■ **Short exercise**
Find each line holding "JSON" and copy it out.

■ **Provided records**
>>>
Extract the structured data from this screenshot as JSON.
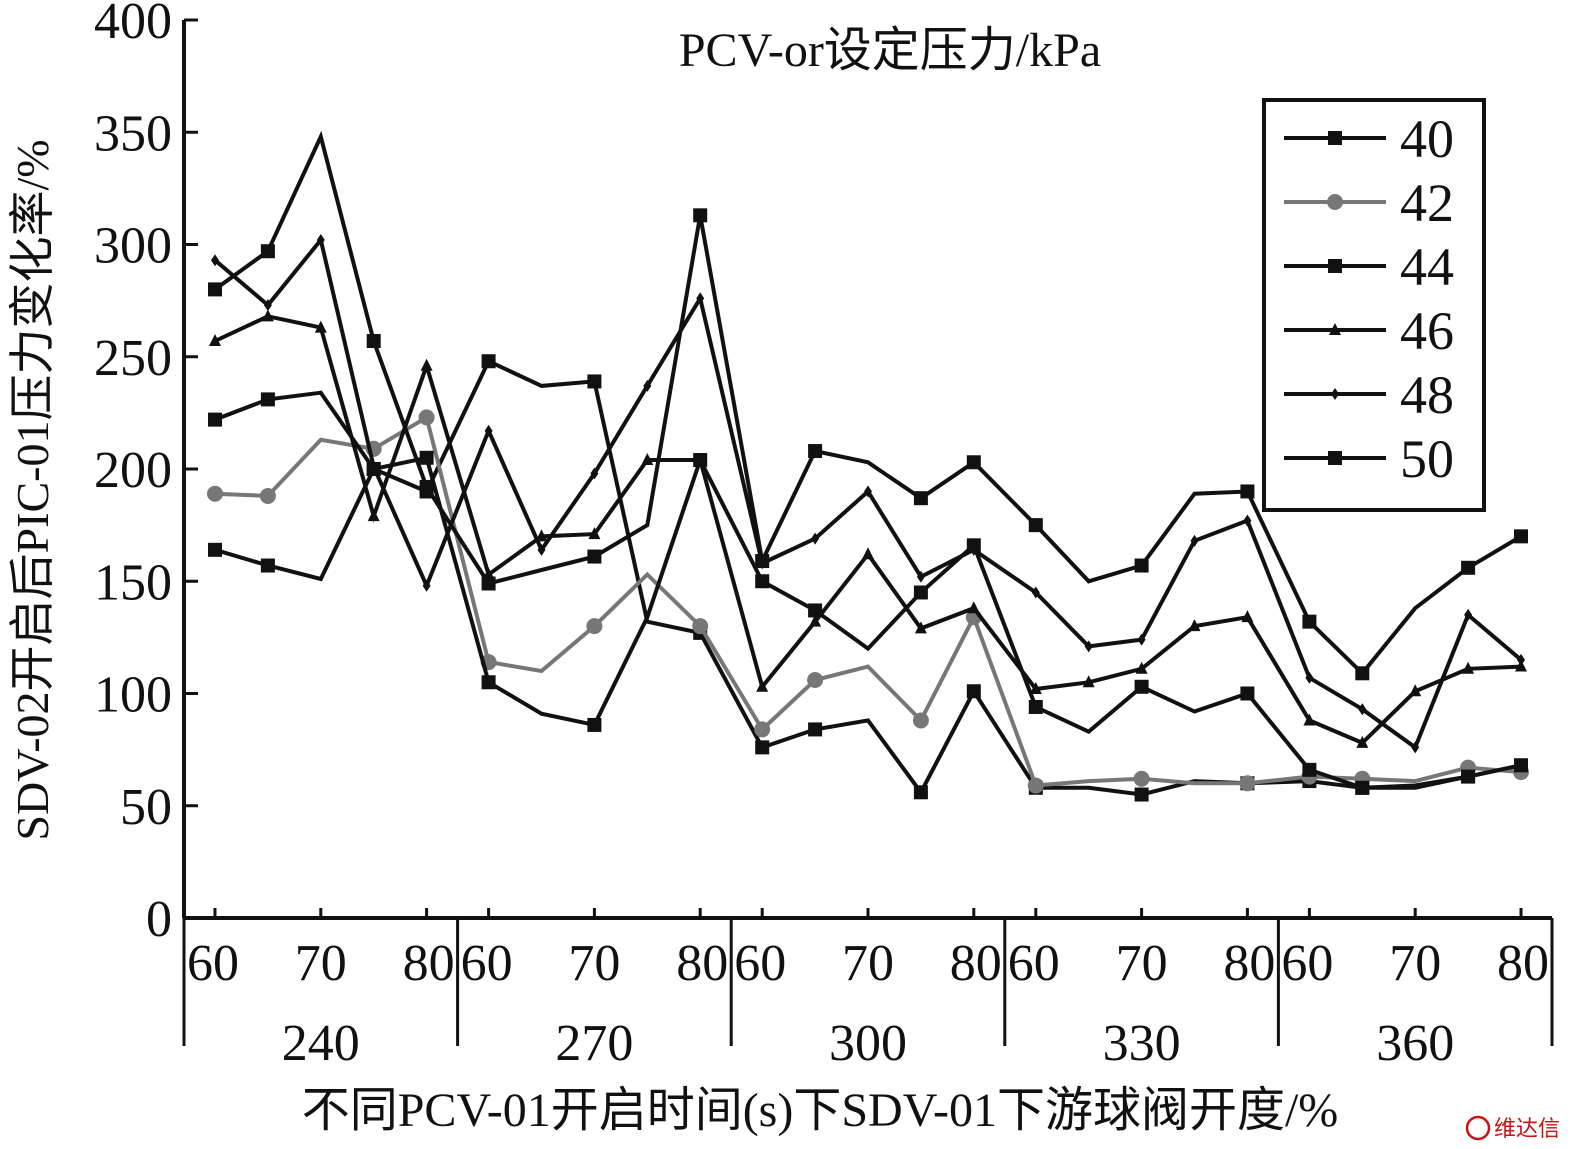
{
  "chart_data": {
    "type": "line",
    "title": "PCV-or设定压力/kPa",
    "ylabel": "SDV-02开启后PIC-01压力变化率/%",
    "xlabel": "不同PCV-01开启时间(s)下SDV-01下游球阀开度/%",
    "ylim": [
      0,
      400
    ],
    "yticks": [
      "0",
      "50",
      "100",
      "150",
      "200",
      "250",
      "300",
      "350",
      "400"
    ],
    "grid": false,
    "legend_position": "top-right",
    "x_tick_labels": [
      "60",
      "70",
      "80"
    ],
    "groups": [
      "240",
      "270",
      "300",
      "330",
      "360"
    ],
    "categories": [
      "240-60",
      "240-65",
      "240-70",
      "240-75",
      "240-80",
      "270-60",
      "270-65",
      "270-70",
      "270-75",
      "270-80",
      "300-60",
      "300-65",
      "300-70",
      "300-75",
      "300-80",
      "330-60",
      "330-65",
      "330-70",
      "330-75",
      "330-80",
      "360-60",
      "360-65",
      "360-70",
      "360-75",
      "360-80"
    ],
    "series": [
      {
        "name": "40",
        "color": "#111111",
        "marker": "square",
        "values": [
          164,
          157,
          151,
          200,
          190,
          248,
          237,
          239,
          132,
          127,
          76,
          84,
          88,
          56,
          101,
          58,
          58,
          55,
          61,
          60,
          61,
          58,
          59,
          63,
          68
        ]
      },
      {
        "name": "42",
        "color": "#777777",
        "marker": "circle",
        "values": [
          189,
          188,
          213,
          209,
          223,
          114,
          110,
          130,
          153,
          130,
          84,
          106,
          112,
          88,
          134,
          59,
          61,
          62,
          60,
          60,
          63,
          62,
          61,
          67,
          65
        ]
      },
      {
        "name": "44",
        "color": "#111111",
        "marker": "square",
        "values": [
          222,
          231,
          234,
          200,
          205,
          105,
          91,
          86,
          134,
          204,
          150,
          137,
          120,
          145,
          166,
          94,
          83,
          103,
          92,
          100,
          66,
          58,
          58,
          63,
          68
        ]
      },
      {
        "name": "46",
        "color": "#111111",
        "marker": "triangle",
        "values": [
          257,
          268,
          263,
          179,
          246,
          153,
          170,
          171,
          204,
          204,
          103,
          132,
          162,
          129,
          138,
          102,
          105,
          111,
          130,
          134,
          88,
          78,
          101,
          111,
          112
        ]
      },
      {
        "name": "48",
        "color": "#111111",
        "marker": "diamond",
        "values": [
          293,
          273,
          302,
          201,
          148,
          217,
          164,
          198,
          237,
          276,
          158,
          169,
          190,
          152,
          164,
          145,
          121,
          124,
          168,
          177,
          107,
          93,
          76,
          135,
          115
        ]
      },
      {
        "name": "50",
        "color": "#111111",
        "marker": "square",
        "values": [
          280,
          297,
          348,
          257,
          192,
          149,
          155,
          161,
          175,
          313,
          159,
          208,
          203,
          187,
          203,
          175,
          150,
          157,
          189,
          190,
          132,
          109,
          138,
          156,
          170
        ]
      }
    ]
  },
  "watermark": "维达信"
}
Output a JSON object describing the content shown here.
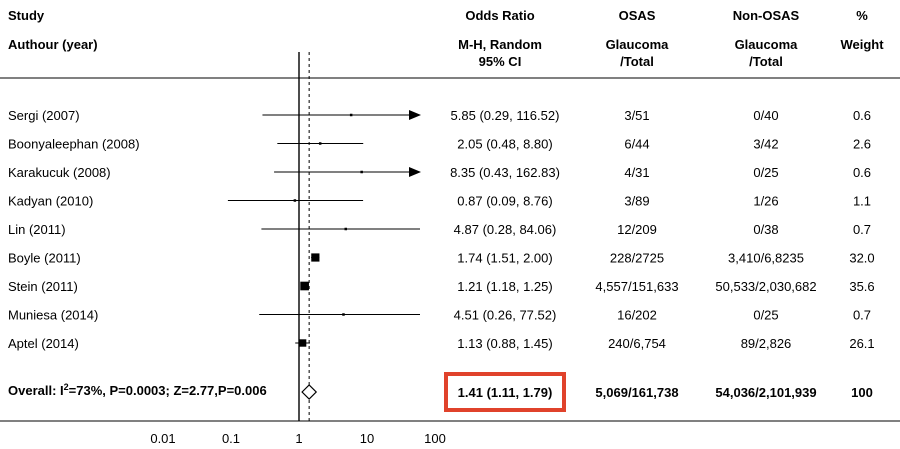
{
  "headers": {
    "study": "Study",
    "author_year": "Authour (year)",
    "or_line1": "Odds Ratio",
    "or_line2": "M-H, Random",
    "or_line3": "95% CI",
    "osas_line1": "OSAS",
    "osas_line2": "Glaucoma",
    "osas_line3": "/Total",
    "nonosas_line1": "Non-OSAS",
    "nonosas_line2": "Glaucoma",
    "nonosas_line3": "/Total",
    "pct_line1": "%",
    "pct_line2": "Weight"
  },
  "highlight_color": "#e0422b",
  "chart_data": {
    "type": "forest",
    "x_scale": "log",
    "xlim": [
      0.01,
      100
    ],
    "x_ticks": [
      "0.01",
      "0.1",
      "1",
      "10",
      "100"
    ],
    "x_tick_values": [
      0.01,
      0.1,
      1,
      10,
      100
    ],
    "null_line": 1,
    "pooled_reference": 1.41,
    "studies": [
      {
        "label": "Sergi (2007)",
        "or": 5.85,
        "lo": 0.29,
        "hi": 116.52,
        "ci_text": "5.85 (0.29, 116.52)",
        "osas": "3/51",
        "non_osas": "0/40",
        "weight": "0.6",
        "weight_value": 0.6,
        "arrow_right": true
      },
      {
        "label": "Boonyaleephan (2008)",
        "or": 2.05,
        "lo": 0.48,
        "hi": 8.8,
        "ci_text": "2.05 (0.48, 8.80)",
        "osas": "6/44",
        "non_osas": "3/42",
        "weight": "2.6",
        "weight_value": 2.6,
        "arrow_right": false
      },
      {
        "label": "Karakucuk (2008)",
        "or": 8.35,
        "lo": 0.43,
        "hi": 162.83,
        "ci_text": "8.35 (0.43, 162.83)",
        "osas": "4/31",
        "non_osas": "0/25",
        "weight": "0.6",
        "weight_value": 0.6,
        "arrow_right": true
      },
      {
        "label": "Kadyan (2010)",
        "or": 0.87,
        "lo": 0.09,
        "hi": 8.76,
        "ci_text": "0.87 (0.09, 8.76)",
        "osas": "3/89",
        "non_osas": "1/26",
        "weight": "1.1",
        "weight_value": 1.1,
        "arrow_right": false
      },
      {
        "label": "Lin (2011)",
        "or": 4.87,
        "lo": 0.28,
        "hi": 84.06,
        "ci_text": "4.87 (0.28, 84.06)",
        "osas": "12/209",
        "non_osas": "0/38",
        "weight": "0.7",
        "weight_value": 0.7,
        "arrow_right": false
      },
      {
        "label": "Boyle (2011)",
        "or": 1.74,
        "lo": 1.51,
        "hi": 2.0,
        "ci_text": "1.74 (1.51, 2.00)",
        "osas": "228/2725",
        "non_osas": "3,410/6,8235",
        "weight": "32.0",
        "weight_value": 32.0,
        "arrow_right": false
      },
      {
        "label": "Stein (2011)",
        "or": 1.21,
        "lo": 1.18,
        "hi": 1.25,
        "ci_text": "1.21 (1.18, 1.25)",
        "osas": "4,557/151,633",
        "non_osas": "50,533/2,030,682",
        "weight": "35.6",
        "weight_value": 35.6,
        "arrow_right": false
      },
      {
        "label": "Muniesa (2014)",
        "or": 4.51,
        "lo": 0.26,
        "hi": 77.52,
        "ci_text": "4.51 (0.26, 77.52)",
        "osas": "16/202",
        "non_osas": "0/25",
        "weight": "0.7",
        "weight_value": 0.7,
        "arrow_right": false
      },
      {
        "label": "Aptel (2014)",
        "or": 1.13,
        "lo": 0.88,
        "hi": 1.45,
        "ci_text": "1.13 (0.88, 1.45)",
        "osas": "240/6,754",
        "non_osas": "89/2,826",
        "weight": "26.1",
        "weight_value": 26.1,
        "arrow_right": false
      }
    ],
    "overall": {
      "label_prefix": "Overall: I",
      "label_sup": "2",
      "label_suffix": "=73%, P=0.0003;  Z=2.77,P=0.006",
      "or": 1.41,
      "lo": 1.11,
      "hi": 1.79,
      "ci_text": "1.41 (1.11, 1.79)",
      "osas": "5,069/161,738",
      "non_osas": "54,036/2,101,939",
      "weight": "100"
    }
  }
}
<<<
■ **Exercise answer**
Extract the structured data from this screenshot as JSON.
Output a JSON object describing the content shown here.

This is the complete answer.